>> BEGIN Records shown

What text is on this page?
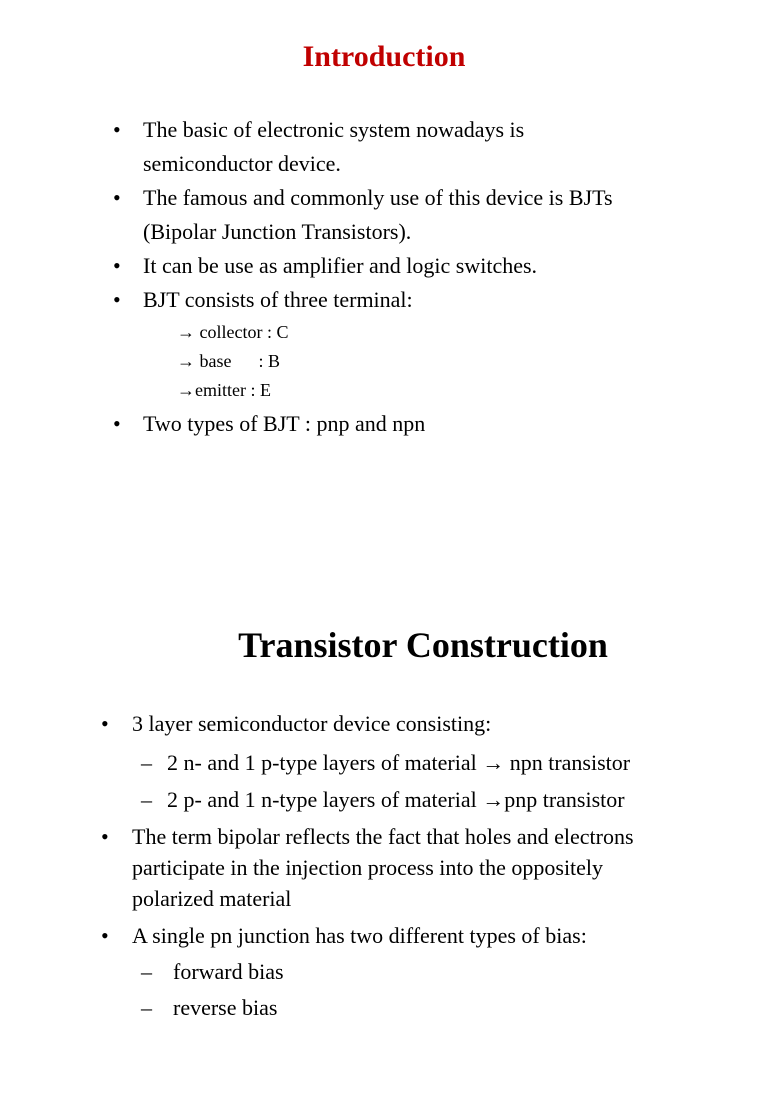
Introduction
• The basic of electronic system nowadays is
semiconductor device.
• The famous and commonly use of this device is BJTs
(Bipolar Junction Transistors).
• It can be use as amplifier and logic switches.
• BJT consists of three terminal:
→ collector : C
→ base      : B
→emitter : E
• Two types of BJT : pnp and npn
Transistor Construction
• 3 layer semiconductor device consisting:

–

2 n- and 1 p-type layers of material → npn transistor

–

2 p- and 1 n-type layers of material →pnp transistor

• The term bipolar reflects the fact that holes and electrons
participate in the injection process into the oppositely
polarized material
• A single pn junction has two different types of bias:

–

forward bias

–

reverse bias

>> END Records shown

▶ [Stated task] Reproduce the full listing above verbatim, with no pictures included.

▶ [Exercise result]
What text is on this page?
Introduction
• The basic of electronic system nowadays is
semiconductor device.
• The famous and commonly use of this device is BJTs
(Bipolar Junction Transistors).
• It can be use as amplifier and logic switches.
• BJT consists of three terminal:
→ collector : C
→ base      : B
→emitter : E
• Two types of BJT : pnp and npn
Transistor Construction
• 3 layer semiconductor device consisting:

–

2 n- and 1 p-type layers of material → npn transistor

–

2 p- and 1 n-type layers of material →pnp transistor

• The term bipolar reflects the fact that holes and electrons
participate in the injection process into the oppositely
polarized material
• A single pn junction has two different types of bias:

–

forward bias

–

reverse bias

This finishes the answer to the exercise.